(Entries taken from a collection)
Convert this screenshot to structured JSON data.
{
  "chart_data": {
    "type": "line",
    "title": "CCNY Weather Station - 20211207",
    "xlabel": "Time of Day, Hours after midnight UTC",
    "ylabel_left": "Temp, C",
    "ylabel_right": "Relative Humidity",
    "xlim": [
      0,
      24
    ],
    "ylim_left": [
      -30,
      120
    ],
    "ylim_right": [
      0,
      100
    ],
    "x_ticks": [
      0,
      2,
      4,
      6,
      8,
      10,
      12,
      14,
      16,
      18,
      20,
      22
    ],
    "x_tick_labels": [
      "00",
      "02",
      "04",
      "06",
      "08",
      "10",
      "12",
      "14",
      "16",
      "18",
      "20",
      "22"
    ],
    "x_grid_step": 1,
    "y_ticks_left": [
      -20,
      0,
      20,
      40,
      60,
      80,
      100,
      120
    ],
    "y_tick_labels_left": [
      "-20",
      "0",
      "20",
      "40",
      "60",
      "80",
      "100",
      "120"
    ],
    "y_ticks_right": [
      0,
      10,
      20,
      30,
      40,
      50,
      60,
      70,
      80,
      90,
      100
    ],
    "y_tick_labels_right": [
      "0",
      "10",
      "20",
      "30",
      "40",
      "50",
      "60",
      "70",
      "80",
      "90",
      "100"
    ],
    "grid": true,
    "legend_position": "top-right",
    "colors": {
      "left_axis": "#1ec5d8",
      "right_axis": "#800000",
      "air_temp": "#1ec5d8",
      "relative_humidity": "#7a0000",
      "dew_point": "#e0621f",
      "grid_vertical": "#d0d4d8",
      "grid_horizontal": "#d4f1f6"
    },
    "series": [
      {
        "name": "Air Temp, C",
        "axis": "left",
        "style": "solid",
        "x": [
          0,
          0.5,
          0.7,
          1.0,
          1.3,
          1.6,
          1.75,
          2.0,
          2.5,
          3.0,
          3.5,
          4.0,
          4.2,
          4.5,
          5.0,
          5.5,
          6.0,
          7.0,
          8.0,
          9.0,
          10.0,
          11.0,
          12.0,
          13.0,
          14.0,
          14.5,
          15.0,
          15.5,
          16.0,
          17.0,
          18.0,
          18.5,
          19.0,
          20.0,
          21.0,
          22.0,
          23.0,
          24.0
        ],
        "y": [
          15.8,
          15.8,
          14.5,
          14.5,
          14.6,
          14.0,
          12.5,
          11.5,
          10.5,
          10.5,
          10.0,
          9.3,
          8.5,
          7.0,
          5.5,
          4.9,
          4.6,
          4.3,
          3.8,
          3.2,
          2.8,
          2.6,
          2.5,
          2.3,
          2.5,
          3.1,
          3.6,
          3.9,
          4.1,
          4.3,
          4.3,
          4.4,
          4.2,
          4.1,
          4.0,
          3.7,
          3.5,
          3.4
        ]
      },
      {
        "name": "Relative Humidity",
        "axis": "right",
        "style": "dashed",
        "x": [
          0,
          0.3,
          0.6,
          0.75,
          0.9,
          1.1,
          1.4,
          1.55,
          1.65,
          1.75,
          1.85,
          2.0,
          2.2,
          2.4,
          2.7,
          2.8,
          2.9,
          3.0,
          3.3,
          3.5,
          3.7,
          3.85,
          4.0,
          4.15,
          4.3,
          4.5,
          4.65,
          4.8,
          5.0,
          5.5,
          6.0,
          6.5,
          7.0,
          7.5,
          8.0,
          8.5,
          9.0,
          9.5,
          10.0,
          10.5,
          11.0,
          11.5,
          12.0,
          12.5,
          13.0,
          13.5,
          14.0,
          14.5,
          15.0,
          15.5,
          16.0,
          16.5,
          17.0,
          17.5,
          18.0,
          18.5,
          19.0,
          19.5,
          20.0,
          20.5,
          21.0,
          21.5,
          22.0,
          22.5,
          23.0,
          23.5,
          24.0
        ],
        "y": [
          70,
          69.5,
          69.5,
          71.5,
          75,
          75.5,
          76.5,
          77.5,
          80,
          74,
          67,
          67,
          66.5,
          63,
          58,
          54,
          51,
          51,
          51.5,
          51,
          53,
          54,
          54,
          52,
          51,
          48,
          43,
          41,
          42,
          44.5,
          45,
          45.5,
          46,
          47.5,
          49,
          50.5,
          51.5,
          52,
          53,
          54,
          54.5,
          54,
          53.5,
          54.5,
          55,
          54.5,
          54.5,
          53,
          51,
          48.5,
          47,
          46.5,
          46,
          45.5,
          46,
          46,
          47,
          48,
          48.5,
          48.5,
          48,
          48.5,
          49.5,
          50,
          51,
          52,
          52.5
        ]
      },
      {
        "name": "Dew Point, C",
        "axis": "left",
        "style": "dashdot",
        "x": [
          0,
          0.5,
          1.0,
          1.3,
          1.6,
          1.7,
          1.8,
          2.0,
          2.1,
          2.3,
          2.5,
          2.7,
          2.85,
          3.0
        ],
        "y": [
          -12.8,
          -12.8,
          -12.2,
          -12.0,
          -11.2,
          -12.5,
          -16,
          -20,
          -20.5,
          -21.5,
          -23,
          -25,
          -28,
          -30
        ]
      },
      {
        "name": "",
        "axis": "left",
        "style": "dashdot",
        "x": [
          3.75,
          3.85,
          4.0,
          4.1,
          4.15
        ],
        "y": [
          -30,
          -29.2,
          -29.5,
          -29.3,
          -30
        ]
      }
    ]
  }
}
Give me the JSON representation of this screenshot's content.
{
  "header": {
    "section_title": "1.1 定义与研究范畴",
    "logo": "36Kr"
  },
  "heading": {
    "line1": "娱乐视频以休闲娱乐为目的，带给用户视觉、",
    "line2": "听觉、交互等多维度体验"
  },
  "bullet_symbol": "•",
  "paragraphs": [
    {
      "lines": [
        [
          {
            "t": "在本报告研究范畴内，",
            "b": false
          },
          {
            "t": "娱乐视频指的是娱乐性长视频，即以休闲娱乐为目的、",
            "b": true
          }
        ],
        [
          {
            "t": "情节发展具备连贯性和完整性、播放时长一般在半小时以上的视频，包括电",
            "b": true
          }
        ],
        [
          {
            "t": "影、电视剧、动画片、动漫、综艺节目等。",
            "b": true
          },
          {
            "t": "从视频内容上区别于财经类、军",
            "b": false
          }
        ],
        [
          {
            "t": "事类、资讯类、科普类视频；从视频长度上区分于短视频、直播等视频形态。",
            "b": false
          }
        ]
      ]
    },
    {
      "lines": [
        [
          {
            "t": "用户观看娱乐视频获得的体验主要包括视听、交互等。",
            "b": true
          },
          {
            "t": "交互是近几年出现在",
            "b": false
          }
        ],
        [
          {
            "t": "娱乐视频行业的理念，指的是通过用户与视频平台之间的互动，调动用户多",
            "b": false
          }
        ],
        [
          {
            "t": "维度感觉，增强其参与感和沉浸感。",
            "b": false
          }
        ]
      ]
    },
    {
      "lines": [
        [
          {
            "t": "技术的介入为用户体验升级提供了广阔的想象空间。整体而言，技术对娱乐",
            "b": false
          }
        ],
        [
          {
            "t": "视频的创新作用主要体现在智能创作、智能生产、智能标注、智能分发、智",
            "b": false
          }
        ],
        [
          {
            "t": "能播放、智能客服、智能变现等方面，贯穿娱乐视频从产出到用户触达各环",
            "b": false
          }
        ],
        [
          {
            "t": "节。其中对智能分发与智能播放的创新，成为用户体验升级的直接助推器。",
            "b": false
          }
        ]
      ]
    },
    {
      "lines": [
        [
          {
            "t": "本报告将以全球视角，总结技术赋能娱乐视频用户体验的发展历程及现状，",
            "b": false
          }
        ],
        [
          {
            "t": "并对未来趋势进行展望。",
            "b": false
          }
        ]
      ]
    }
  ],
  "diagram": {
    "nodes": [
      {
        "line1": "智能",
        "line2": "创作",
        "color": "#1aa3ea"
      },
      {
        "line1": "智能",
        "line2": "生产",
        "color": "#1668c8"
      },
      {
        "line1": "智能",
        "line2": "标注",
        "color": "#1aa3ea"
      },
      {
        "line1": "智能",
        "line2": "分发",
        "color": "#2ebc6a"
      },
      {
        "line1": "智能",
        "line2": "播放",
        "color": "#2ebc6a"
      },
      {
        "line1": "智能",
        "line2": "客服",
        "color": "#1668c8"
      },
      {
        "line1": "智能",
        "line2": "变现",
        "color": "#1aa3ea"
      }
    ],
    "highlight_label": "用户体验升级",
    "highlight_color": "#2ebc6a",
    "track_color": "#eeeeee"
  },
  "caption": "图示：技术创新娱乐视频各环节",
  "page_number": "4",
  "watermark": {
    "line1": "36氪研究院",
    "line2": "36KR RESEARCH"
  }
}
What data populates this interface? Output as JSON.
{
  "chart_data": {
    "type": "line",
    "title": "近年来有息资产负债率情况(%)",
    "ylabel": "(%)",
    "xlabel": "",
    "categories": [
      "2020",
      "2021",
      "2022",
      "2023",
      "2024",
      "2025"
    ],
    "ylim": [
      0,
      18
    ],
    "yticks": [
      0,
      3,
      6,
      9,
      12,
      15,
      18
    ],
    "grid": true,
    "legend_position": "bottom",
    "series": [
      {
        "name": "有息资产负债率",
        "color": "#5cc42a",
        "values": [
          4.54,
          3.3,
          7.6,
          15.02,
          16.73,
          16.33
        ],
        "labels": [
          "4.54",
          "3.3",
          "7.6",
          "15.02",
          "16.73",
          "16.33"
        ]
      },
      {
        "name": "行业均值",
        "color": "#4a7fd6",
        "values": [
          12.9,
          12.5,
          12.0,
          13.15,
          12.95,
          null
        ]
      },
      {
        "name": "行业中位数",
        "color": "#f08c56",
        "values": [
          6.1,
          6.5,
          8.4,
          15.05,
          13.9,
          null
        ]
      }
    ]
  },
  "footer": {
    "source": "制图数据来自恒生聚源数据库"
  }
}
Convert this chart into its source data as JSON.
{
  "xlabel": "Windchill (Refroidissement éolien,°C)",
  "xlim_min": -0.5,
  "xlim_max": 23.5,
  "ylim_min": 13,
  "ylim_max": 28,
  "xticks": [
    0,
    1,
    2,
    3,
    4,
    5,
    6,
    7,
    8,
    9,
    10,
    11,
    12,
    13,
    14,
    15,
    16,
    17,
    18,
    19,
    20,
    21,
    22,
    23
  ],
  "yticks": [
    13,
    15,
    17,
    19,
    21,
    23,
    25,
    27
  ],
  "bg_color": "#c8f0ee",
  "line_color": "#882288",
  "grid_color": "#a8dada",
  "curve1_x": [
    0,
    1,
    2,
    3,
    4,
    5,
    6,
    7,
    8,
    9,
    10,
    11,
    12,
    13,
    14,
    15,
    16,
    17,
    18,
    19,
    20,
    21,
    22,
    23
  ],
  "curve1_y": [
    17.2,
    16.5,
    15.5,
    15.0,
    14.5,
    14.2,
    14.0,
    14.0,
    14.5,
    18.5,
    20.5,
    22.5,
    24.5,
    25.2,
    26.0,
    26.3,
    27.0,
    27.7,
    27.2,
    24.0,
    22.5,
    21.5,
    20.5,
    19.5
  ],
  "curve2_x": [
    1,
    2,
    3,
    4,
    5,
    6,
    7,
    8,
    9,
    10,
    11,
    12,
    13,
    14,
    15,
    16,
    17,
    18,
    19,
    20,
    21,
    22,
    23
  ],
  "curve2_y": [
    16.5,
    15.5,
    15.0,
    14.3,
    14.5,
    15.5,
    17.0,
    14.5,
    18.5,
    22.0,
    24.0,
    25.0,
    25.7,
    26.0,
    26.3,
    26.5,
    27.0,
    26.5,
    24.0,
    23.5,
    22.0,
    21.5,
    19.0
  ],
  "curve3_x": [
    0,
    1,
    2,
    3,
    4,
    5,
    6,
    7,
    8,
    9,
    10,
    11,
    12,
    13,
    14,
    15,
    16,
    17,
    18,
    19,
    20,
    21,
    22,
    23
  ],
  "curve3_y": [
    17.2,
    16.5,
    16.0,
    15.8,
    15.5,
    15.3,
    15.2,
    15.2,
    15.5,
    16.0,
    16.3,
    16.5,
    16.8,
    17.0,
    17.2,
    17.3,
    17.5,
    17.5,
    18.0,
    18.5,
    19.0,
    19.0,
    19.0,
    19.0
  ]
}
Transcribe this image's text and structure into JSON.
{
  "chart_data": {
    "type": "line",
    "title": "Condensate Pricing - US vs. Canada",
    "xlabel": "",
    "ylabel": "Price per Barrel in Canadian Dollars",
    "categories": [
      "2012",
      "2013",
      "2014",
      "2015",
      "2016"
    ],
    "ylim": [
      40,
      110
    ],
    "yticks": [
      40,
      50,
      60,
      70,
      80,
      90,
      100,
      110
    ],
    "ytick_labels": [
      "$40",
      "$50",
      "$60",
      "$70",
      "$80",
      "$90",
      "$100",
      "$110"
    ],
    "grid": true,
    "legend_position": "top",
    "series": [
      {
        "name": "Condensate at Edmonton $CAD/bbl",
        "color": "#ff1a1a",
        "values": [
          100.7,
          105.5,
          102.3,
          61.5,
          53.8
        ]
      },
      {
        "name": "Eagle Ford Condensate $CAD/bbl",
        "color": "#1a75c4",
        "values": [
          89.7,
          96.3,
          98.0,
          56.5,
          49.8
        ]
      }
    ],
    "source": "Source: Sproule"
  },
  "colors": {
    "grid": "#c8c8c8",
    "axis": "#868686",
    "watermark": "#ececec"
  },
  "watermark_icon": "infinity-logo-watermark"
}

- Work to be completed -
Copy out every line with the word "watermark".

- Reply -
  "watermark": {
    "watermark": "#ececec"
  "watermark_icon": "infinity-logo-watermark"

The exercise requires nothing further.